** begin EXTRACTED DATA **

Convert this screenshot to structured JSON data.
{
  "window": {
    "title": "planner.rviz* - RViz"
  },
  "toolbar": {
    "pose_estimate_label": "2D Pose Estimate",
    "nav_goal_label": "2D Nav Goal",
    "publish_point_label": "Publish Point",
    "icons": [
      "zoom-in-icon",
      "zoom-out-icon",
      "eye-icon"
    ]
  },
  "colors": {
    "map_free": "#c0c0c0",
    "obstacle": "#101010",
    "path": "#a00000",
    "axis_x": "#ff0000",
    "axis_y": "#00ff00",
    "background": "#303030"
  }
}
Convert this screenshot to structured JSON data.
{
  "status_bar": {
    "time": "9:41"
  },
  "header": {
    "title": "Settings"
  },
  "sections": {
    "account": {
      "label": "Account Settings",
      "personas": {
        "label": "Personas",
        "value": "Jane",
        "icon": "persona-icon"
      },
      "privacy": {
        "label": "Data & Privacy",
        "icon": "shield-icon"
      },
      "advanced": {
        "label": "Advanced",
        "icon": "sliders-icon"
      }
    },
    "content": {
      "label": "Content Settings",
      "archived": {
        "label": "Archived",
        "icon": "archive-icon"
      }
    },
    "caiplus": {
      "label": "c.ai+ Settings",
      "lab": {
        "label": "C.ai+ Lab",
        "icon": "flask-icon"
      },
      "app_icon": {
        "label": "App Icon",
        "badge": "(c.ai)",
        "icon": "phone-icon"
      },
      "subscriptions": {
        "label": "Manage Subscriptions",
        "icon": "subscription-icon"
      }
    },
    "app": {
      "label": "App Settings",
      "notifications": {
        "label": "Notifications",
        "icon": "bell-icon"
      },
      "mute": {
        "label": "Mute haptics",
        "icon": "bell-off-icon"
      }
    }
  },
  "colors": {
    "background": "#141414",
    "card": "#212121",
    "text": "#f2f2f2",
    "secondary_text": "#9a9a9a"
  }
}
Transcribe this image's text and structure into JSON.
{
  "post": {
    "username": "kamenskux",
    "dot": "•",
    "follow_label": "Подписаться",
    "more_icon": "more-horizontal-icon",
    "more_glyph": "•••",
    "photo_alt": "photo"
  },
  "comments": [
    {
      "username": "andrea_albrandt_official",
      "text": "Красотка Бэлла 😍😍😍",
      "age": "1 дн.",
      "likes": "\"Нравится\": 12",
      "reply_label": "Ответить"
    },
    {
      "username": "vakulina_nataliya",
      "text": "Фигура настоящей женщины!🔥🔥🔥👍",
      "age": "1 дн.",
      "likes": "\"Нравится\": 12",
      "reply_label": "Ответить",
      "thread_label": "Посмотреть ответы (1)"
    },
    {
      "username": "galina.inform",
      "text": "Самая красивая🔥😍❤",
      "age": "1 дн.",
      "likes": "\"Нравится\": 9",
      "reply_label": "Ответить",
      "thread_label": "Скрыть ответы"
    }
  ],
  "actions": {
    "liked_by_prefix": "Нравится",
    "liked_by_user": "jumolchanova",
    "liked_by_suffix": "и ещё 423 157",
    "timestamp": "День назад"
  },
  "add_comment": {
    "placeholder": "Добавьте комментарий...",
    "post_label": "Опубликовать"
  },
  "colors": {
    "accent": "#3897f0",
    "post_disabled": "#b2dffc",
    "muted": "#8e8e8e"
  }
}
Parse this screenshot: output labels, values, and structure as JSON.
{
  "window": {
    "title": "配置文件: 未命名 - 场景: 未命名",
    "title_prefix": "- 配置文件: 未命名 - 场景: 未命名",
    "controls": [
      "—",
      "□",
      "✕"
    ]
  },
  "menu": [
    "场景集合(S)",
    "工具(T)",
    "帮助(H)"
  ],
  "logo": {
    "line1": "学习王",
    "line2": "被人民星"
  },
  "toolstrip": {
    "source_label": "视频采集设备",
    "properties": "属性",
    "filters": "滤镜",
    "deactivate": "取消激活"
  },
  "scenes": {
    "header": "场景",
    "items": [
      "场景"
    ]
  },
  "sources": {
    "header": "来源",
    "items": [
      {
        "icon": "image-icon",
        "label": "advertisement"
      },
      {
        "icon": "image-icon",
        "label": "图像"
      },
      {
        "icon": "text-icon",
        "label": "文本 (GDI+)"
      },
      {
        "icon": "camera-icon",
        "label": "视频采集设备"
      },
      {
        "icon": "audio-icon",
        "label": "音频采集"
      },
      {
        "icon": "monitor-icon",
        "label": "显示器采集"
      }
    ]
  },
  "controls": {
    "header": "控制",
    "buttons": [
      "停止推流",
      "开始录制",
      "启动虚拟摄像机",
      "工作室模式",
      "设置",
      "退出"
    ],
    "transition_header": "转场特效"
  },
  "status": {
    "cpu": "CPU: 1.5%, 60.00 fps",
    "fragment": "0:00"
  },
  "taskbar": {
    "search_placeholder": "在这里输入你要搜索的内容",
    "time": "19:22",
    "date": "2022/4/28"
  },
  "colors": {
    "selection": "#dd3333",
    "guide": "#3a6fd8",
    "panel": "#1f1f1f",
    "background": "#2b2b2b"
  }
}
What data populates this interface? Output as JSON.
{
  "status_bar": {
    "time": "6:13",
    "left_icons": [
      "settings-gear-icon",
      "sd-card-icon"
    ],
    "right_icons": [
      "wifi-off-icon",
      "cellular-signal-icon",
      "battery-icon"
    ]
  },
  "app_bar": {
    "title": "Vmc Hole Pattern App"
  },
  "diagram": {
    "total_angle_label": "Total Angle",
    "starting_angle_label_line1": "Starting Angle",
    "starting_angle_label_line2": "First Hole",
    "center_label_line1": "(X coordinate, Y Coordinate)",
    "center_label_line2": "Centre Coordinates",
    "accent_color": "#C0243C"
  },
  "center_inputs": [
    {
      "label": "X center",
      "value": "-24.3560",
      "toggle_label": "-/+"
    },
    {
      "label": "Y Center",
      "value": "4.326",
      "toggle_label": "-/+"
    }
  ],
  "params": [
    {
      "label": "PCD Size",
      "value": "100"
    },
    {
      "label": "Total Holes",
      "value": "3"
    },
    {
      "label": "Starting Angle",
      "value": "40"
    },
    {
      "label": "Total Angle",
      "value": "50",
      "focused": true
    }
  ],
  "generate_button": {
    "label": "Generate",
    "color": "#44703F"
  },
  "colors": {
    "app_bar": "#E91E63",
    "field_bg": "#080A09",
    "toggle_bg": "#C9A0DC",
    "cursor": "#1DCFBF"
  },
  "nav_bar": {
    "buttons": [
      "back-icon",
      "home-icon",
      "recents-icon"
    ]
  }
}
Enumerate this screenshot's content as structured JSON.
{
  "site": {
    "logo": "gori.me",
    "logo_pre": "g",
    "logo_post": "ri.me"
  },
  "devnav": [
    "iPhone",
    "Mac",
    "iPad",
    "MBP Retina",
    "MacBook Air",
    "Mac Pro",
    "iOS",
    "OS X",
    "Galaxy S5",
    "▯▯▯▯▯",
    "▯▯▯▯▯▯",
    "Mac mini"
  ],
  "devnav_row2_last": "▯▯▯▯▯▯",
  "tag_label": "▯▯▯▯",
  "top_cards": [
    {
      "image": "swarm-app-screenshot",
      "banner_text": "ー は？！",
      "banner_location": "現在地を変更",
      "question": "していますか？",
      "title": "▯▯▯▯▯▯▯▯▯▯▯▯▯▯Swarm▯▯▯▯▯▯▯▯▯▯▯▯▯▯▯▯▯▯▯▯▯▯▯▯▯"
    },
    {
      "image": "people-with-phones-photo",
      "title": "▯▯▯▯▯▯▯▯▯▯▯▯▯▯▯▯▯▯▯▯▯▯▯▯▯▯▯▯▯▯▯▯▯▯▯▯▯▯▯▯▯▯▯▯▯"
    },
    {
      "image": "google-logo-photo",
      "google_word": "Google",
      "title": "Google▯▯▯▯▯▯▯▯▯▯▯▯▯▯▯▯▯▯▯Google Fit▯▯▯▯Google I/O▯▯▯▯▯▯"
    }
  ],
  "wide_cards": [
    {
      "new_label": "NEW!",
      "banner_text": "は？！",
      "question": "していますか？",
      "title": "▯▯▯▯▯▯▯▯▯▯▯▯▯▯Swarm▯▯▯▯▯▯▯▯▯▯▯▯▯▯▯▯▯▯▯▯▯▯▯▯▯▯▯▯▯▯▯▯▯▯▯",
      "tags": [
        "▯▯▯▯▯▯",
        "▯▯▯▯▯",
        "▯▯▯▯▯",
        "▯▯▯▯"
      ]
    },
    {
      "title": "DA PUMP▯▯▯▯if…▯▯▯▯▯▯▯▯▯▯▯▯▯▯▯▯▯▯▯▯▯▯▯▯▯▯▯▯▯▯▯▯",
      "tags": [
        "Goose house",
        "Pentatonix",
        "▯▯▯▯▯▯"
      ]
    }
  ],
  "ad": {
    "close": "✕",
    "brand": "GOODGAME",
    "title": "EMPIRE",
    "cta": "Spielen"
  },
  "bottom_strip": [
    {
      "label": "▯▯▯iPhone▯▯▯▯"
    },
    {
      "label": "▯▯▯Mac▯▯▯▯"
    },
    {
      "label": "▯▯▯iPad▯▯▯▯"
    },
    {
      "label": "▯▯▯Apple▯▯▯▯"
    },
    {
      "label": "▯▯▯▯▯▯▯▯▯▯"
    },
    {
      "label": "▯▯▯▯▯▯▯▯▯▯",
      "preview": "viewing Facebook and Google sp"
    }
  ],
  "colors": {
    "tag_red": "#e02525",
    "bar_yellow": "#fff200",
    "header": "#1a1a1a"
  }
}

** end EXTRACTED DATA **

TASK GOAL: Copy out every line of the material above that mentions the word "Total".

COMPLETE RESPONSE:
    "total_angle_label": "Total Angle",
      "label": "Total Holes",
      "label": "Total Angle",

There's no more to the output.